*What you have to do:*
Copy all lines of the listing that include the string "YYYY".
---
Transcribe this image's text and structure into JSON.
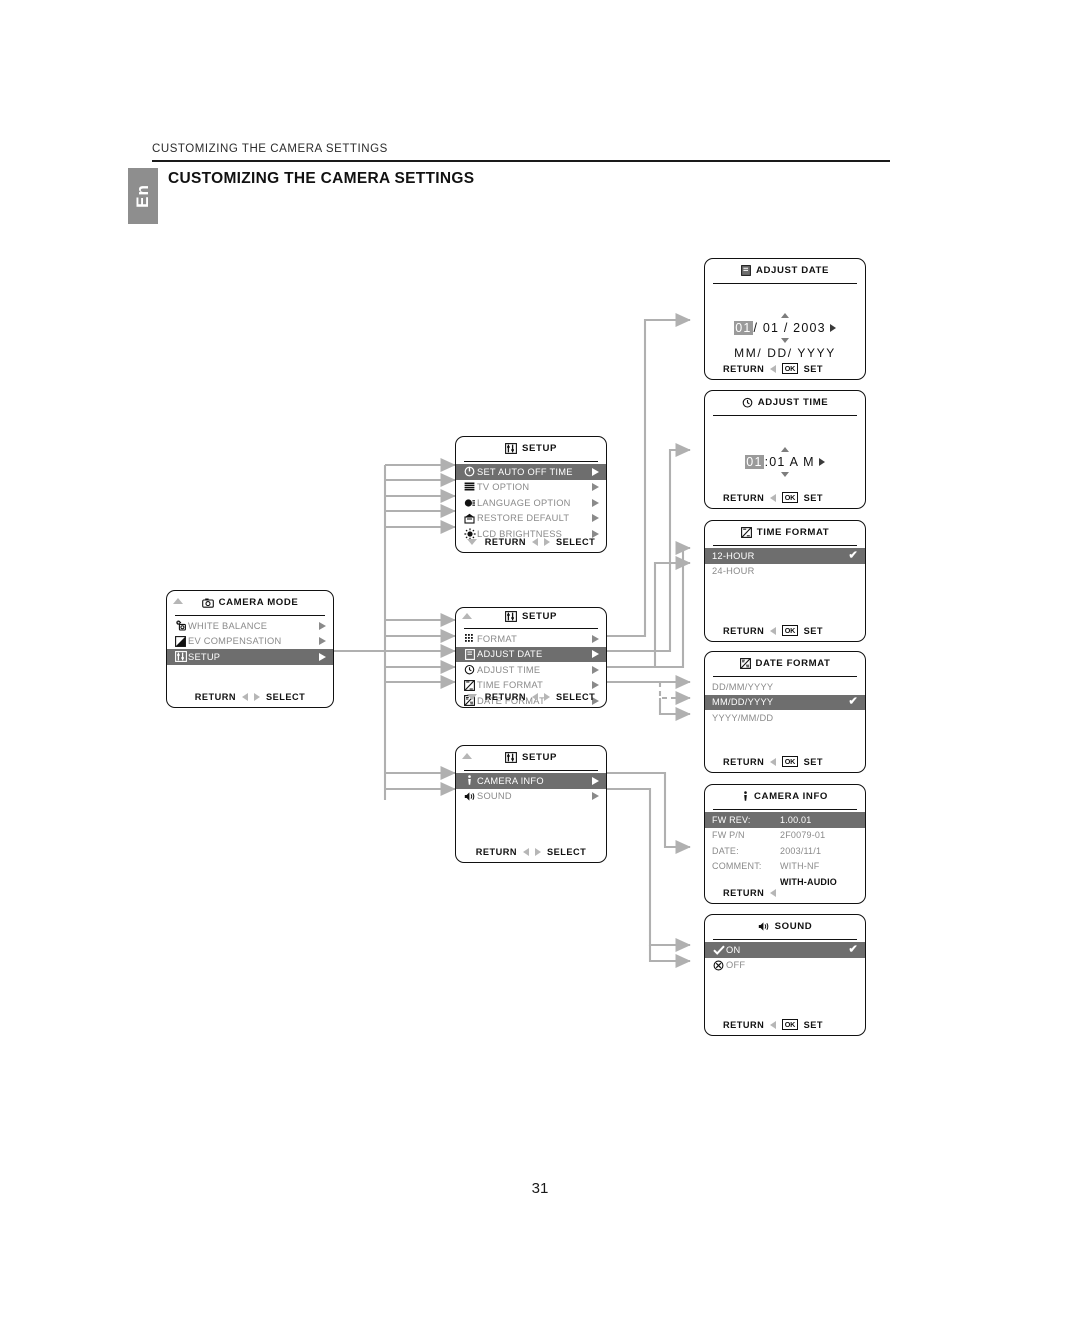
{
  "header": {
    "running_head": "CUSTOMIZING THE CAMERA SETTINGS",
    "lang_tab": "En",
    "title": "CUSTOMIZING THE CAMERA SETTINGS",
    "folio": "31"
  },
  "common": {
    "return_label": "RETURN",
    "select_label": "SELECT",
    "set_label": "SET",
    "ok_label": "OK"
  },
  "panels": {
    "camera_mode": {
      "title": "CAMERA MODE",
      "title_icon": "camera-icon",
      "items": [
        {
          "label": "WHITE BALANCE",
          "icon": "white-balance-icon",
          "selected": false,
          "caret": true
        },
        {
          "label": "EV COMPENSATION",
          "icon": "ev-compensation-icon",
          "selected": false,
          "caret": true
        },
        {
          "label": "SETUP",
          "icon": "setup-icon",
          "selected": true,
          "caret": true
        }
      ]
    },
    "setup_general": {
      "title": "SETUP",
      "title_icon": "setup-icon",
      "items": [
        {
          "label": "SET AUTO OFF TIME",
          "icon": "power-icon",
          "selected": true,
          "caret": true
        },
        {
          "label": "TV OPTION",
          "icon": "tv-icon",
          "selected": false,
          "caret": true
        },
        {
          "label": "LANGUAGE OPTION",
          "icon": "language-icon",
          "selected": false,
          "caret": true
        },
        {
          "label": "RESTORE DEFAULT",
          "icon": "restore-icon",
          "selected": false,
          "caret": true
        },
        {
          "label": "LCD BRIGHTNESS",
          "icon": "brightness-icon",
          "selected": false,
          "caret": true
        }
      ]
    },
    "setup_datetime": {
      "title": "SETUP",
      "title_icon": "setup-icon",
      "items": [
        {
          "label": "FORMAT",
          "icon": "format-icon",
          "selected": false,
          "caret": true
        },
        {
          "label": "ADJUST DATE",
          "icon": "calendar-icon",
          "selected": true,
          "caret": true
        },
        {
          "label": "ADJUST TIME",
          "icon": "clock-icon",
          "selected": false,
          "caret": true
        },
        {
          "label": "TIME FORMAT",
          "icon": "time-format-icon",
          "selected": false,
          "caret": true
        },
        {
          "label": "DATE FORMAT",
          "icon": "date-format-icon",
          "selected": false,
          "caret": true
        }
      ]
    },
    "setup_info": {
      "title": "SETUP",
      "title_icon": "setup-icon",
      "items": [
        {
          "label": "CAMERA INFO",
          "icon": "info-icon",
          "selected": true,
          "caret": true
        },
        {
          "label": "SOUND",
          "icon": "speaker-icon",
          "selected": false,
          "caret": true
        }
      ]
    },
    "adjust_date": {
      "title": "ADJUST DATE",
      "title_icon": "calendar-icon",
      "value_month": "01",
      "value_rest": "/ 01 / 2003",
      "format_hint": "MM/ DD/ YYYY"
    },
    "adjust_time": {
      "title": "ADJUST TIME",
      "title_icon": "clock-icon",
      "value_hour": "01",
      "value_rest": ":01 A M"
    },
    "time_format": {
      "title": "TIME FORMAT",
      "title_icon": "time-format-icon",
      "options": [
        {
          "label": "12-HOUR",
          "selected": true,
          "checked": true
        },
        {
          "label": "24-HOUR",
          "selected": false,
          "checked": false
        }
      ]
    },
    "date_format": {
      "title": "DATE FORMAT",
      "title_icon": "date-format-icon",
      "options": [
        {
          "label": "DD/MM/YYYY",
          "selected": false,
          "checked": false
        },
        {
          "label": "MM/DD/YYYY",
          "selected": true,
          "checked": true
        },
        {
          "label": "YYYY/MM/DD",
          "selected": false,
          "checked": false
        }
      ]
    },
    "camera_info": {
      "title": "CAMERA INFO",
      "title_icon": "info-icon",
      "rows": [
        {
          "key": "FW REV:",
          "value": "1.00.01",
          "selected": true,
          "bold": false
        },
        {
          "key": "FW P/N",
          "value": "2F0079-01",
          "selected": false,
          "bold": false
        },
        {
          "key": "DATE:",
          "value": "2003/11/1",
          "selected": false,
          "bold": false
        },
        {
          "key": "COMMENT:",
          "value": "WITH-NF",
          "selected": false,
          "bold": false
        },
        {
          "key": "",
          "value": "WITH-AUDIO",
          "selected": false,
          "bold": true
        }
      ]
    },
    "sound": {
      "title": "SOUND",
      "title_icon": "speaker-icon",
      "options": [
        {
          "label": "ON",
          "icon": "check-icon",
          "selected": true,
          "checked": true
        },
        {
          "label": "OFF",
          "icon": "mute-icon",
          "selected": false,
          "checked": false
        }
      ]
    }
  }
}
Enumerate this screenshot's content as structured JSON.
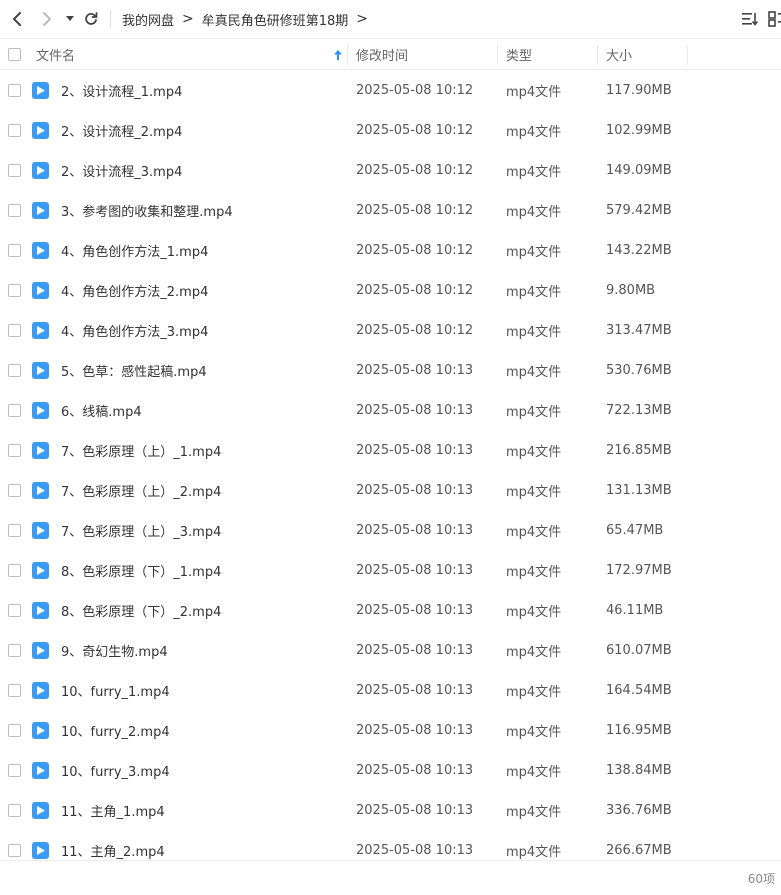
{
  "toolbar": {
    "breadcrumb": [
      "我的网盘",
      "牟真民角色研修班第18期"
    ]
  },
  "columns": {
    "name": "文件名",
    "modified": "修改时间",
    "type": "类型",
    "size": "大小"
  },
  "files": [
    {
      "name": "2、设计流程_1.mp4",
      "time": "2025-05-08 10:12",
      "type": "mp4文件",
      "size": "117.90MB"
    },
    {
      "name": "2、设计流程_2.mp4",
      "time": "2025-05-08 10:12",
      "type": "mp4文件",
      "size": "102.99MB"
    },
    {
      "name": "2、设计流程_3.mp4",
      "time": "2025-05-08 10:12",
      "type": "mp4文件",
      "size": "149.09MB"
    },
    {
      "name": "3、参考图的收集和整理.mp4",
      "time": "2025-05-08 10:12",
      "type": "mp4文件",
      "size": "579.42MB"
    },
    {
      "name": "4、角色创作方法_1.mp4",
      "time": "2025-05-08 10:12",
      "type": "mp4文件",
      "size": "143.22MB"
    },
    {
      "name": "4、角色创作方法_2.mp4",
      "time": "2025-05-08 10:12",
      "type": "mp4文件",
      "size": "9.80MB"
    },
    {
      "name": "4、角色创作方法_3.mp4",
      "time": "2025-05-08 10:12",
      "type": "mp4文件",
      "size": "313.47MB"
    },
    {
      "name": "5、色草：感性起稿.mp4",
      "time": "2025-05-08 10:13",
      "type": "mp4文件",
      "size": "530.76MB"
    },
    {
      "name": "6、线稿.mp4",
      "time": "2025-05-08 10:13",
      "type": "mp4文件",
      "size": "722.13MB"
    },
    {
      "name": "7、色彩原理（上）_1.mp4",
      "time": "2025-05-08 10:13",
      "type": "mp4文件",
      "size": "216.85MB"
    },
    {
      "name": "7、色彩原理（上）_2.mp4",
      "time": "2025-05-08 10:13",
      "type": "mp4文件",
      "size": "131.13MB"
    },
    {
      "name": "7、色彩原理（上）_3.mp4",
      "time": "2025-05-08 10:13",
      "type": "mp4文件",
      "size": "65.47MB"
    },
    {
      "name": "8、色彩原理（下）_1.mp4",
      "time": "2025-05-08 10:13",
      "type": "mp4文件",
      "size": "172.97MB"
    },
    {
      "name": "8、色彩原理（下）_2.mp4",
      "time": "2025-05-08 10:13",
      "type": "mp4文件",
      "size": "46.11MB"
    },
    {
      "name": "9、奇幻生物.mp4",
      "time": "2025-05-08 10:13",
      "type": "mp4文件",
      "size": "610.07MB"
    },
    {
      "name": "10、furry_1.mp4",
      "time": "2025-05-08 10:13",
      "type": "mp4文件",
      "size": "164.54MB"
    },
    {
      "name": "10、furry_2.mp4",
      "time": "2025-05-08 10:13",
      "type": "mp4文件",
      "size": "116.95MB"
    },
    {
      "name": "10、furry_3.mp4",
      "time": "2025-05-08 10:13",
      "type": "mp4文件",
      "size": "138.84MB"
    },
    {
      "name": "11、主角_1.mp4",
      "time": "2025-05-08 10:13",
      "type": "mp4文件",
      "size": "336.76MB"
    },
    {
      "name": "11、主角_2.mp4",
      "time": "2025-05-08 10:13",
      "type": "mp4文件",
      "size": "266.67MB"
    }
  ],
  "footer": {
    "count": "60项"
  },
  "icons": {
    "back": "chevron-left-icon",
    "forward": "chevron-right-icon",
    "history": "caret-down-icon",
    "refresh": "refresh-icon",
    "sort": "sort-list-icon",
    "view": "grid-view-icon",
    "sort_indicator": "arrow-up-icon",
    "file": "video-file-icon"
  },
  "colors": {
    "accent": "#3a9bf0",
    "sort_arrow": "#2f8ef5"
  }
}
---
*Correct answer:*
      "format_hint": "MM/ DD/ YYYY"
          "label": "DD/MM/YYYY",
          "label": "MM/DD/YYYY",
          "label": "YYYY/MM/DD",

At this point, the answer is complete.